— Task instructions —
Your answer should be a single number: the count of lines containing the string "ylabel".

— Material to process —
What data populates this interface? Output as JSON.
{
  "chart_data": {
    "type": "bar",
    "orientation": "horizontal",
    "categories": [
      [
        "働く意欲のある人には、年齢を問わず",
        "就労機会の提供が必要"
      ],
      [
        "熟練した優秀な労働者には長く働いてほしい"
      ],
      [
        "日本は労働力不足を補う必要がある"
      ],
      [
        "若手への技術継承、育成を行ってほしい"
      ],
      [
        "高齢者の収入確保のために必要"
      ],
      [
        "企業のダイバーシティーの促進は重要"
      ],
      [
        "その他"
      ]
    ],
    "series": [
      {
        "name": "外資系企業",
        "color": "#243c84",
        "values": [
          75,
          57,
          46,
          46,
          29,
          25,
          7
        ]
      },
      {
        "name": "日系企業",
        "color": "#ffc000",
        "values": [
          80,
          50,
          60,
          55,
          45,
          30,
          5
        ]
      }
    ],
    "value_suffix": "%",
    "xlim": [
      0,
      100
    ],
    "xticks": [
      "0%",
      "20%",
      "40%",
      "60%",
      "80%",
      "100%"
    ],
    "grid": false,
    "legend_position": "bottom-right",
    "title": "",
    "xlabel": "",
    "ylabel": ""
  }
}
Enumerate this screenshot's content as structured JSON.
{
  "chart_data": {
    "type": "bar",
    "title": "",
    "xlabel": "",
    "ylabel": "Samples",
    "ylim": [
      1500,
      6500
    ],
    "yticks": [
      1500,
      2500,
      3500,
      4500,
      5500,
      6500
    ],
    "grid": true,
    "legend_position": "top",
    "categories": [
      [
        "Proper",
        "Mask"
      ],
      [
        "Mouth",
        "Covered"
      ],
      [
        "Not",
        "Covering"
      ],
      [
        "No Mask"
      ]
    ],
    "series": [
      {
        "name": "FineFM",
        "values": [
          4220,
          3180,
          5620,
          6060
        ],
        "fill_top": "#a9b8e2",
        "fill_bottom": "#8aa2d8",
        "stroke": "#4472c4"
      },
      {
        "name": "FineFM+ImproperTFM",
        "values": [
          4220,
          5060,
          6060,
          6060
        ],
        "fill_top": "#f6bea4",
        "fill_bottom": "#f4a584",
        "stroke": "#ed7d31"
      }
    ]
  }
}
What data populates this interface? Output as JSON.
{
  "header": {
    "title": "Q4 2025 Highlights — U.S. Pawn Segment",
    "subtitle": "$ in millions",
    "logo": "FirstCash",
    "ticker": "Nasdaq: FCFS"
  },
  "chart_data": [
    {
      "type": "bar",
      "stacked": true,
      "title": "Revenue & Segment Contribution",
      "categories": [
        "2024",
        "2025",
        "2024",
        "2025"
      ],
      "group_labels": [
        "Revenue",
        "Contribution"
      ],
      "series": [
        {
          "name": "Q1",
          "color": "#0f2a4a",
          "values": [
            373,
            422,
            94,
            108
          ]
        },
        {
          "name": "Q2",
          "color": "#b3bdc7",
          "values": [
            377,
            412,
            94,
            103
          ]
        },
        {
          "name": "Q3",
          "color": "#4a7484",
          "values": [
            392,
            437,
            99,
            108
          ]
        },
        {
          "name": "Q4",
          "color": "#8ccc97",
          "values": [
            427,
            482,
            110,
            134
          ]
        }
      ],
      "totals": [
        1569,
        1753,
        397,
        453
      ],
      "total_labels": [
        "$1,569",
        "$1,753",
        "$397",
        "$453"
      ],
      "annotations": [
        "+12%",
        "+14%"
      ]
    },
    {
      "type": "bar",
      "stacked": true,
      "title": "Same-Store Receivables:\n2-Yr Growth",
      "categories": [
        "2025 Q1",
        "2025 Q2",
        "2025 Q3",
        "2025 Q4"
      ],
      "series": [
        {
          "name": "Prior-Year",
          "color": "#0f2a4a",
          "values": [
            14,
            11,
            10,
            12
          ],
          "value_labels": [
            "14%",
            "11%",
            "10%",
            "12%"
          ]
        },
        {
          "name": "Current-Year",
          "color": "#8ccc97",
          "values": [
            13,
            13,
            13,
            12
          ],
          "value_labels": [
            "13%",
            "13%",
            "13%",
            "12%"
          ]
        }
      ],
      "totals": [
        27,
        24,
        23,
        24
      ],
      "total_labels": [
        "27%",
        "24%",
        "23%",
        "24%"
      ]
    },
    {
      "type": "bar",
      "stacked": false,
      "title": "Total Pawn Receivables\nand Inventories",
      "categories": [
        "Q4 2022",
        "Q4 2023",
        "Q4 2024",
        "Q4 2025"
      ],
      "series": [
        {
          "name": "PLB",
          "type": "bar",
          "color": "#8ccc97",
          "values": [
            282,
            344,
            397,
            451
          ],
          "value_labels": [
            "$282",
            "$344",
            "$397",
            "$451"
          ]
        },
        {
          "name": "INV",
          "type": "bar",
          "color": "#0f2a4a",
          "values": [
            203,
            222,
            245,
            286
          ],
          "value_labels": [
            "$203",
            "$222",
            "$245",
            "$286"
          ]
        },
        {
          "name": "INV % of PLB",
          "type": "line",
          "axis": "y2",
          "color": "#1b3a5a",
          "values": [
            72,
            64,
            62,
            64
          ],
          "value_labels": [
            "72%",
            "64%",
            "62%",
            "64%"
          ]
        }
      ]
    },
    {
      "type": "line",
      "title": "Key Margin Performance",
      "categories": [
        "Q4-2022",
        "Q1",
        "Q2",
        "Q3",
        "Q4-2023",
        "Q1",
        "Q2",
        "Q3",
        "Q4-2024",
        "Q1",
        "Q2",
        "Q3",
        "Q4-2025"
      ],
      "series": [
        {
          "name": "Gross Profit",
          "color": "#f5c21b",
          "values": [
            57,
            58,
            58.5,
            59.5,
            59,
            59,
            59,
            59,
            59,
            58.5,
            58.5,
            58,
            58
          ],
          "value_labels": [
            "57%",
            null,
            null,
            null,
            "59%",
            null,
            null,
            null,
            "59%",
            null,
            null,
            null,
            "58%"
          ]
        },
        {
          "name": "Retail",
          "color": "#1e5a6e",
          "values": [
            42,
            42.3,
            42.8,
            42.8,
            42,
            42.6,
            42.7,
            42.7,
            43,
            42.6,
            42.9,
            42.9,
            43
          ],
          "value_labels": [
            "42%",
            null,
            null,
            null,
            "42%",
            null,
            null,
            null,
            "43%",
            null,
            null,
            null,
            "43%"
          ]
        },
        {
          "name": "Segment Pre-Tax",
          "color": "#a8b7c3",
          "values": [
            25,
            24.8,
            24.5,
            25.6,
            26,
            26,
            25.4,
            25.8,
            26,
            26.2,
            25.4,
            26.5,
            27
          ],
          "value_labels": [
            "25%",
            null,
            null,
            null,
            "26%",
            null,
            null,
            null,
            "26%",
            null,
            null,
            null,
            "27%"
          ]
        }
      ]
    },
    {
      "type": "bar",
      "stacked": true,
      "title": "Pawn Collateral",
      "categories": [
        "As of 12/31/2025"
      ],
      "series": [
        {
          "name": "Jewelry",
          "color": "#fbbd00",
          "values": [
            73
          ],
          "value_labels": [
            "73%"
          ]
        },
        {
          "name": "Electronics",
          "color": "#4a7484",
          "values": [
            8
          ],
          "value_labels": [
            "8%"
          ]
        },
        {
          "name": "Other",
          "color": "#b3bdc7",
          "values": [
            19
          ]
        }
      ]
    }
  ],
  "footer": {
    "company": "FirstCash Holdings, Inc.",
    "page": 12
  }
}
--
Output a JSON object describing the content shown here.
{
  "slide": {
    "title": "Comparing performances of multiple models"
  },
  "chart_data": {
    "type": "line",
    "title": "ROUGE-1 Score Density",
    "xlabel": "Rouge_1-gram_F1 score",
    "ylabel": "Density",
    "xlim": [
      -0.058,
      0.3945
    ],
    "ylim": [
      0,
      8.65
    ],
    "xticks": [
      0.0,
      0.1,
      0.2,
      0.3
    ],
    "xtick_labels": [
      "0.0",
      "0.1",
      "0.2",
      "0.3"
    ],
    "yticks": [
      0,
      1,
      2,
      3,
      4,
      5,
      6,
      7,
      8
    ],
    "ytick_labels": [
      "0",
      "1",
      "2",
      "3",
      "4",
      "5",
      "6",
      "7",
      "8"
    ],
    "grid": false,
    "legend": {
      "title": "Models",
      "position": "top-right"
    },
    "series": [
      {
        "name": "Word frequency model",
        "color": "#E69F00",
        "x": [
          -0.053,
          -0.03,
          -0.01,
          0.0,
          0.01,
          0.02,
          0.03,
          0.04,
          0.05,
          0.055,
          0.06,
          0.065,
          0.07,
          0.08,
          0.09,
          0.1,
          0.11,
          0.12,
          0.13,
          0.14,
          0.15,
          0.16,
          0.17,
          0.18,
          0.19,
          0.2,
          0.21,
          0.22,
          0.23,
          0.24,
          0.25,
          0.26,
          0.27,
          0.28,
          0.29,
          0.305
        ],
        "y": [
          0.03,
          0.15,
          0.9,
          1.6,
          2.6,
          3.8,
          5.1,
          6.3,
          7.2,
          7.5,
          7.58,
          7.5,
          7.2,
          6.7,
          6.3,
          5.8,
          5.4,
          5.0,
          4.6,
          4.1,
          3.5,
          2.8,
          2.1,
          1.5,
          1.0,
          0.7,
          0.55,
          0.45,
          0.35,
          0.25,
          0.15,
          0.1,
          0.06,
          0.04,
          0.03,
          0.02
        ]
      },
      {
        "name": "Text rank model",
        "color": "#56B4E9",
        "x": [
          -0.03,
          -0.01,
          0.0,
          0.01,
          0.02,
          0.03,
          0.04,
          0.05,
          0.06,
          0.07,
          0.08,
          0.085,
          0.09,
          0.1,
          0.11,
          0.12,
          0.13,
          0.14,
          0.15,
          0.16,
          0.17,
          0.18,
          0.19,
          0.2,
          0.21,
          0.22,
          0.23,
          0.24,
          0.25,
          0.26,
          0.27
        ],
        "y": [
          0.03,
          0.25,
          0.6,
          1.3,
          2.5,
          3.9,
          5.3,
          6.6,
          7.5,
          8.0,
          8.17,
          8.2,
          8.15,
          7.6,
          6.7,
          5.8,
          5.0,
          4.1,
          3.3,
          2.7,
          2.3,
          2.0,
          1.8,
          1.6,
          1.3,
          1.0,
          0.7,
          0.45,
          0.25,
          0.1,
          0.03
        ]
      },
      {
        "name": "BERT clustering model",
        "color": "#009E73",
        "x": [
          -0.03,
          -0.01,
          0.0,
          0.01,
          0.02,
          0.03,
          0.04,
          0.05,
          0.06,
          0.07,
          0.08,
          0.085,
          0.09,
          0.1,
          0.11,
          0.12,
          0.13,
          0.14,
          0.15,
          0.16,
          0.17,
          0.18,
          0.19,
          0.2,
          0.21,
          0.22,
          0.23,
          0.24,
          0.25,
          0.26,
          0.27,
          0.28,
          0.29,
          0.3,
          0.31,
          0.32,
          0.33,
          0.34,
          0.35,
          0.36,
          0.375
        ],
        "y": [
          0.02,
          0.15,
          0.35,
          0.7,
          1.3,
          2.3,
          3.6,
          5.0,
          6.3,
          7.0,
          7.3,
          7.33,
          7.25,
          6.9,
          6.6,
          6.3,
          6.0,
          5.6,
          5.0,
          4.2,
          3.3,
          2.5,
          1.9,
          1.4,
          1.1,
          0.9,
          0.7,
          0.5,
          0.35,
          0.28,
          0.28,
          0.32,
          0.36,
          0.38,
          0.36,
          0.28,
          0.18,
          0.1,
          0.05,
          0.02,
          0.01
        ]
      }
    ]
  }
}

— Response for this exercise —
3